**TEXTO DE ORIGEM**
Mochilas se transformaram em objetos criminosos. Cores, tamanhos, marcas diferentes, todas podem transportar armamentos pesados, possivelmente camuflados entre papéis, livros, jornais, notebooks, celulares e agendas. Este arsenal é utilizado por estudantes, professores e outros profissionais quando tem a intenção cristalina de, solitariamente, assaltar um banco. Estes marginais não formam quadrilha. São, na mente dos seguranças, lobos solitários. Ou – para alguns gerentes – iscas para roubos cirúrgicos.
Esta semana, um professor tentou sacar dinheiro no banco. Foi a uma agência, recheada de imagens de gente feliz, segura em situações confortáveis. Cartazes e outros tipos de mensagens publicitárias que repetem um mantra, quase um juramento: o banco foi feito para ele.
Ele não precisava entrar na agência. Faria o saque em um dos caixas eletrônicos, pois pretendia pagar duas contas ainda naquela tarde. Estranhou que o acesso estava concentrado na porta giratória. Quinze minutos antes, havia feito um depósito em um banco público, a uma quadra dali, e as áreas estavam devidamente separadas.
O professor carregava uma mochila. Não sabia que adentrava na zona perigosa do padrão meliante. Talvez as cores cinza e azul indicassem ao segurança o risco de violência. Ou a própria mochila fosse um sinal de perigo, que ressuscitava experiências anteriores de criminalidade no local.
O professor foi barrado pelo detector de metais. Entregou chaves, celular, todos os metais que julgava possuir. Ele o fez de boa vontade, sem duvidar de que havia um olhar determinado a constrangê-lo. Não ele exatamente, nada pessoal, mas o sintoma de periculosidade que carregava preso em um dos ombros.
Depois de barrado por três vezes na porta giratória, o professor informou aos dois seguranças que na mochila só haviam papéis. Agora eram dois seguranças – multiplicados e unidos pela atenção ao suspeito –, que reiteravam ao cliente que não poderia entrar na agência. A máquina indicava que a mochila transportava metais.
Em paralelo, uma fila de dez pessoas se formara no sentido oposto, parte com a cara fechada pelo entrave na porta giratória, parte com aquela expressão de “é assim mesmo, deixa disso”.
O professor, há 15 anos correntista do banco, de quem recebeu o cartão com as estrelinhas brilhantes de taxas abusivas, não teve dúvidas. Ele assumiu o personagem e se comportou como um suspeito. Abriu a mochila e retirou o armamento pesado que traria pânico para clientes e funcionários.

**DADOS PARA ANÁLISE**
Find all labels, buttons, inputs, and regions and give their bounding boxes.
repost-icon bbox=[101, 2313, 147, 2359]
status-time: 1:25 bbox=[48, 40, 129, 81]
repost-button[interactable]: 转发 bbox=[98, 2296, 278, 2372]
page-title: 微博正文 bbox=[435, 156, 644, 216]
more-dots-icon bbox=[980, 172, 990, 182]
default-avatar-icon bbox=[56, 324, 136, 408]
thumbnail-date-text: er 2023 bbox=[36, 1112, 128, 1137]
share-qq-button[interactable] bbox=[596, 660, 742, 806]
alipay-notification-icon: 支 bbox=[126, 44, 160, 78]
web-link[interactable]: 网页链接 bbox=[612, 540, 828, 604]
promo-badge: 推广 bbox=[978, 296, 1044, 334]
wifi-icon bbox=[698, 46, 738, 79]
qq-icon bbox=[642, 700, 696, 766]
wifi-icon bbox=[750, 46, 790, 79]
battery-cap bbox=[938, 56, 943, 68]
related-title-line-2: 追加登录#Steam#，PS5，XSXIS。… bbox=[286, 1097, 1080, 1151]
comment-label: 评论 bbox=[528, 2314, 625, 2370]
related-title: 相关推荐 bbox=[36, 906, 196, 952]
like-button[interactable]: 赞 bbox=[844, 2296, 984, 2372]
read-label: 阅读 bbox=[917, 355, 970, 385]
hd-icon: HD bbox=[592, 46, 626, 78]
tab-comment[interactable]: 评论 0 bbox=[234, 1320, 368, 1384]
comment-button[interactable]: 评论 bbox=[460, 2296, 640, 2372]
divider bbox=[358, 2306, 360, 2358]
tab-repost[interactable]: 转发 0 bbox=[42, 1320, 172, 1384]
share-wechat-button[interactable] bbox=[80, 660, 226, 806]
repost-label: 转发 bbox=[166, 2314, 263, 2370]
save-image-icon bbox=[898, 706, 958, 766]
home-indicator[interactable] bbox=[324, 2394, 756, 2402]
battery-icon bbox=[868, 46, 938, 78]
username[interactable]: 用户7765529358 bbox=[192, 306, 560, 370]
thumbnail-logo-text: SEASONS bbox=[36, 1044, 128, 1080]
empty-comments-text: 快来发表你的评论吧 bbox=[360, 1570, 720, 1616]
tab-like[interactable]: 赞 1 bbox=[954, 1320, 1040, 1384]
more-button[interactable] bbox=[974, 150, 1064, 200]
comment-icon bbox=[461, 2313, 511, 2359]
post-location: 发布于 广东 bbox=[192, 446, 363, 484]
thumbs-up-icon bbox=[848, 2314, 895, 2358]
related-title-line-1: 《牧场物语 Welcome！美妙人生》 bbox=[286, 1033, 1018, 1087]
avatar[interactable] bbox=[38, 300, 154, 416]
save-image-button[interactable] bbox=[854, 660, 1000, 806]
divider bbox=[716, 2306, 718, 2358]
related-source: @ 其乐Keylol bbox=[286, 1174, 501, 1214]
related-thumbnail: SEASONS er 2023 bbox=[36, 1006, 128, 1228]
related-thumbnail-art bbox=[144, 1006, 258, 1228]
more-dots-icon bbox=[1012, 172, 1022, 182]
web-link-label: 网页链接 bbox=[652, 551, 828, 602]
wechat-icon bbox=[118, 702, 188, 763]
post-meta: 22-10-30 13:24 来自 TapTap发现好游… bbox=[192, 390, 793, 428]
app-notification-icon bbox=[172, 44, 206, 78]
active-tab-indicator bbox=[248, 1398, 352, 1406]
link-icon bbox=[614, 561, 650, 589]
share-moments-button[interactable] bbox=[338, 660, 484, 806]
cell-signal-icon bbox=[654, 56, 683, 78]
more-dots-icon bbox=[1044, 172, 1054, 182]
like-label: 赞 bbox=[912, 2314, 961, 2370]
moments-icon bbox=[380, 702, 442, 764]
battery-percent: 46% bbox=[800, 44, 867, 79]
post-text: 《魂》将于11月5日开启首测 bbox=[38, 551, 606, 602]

**TAREFAS**
1. De acordo com o texto, há quantos anos o professor é correntista do banco?
2. Reproduza sem alterações o trecho do texto entre "Esta semana, um" e "feito para ele.", inclusive.

**RESPOSTAS ESPERADAS**
1. Há 15 anos.

2.
Esta semana, um professor tentou sacar dinheiro no banco. Foi a uma agência, recheada de imagens de gente feliz, segura em situações confortáveis. Cartazes e outros tipos de mensagens publicitárias que repetem um mantra, quase um juramento: o banco foi feito para ele.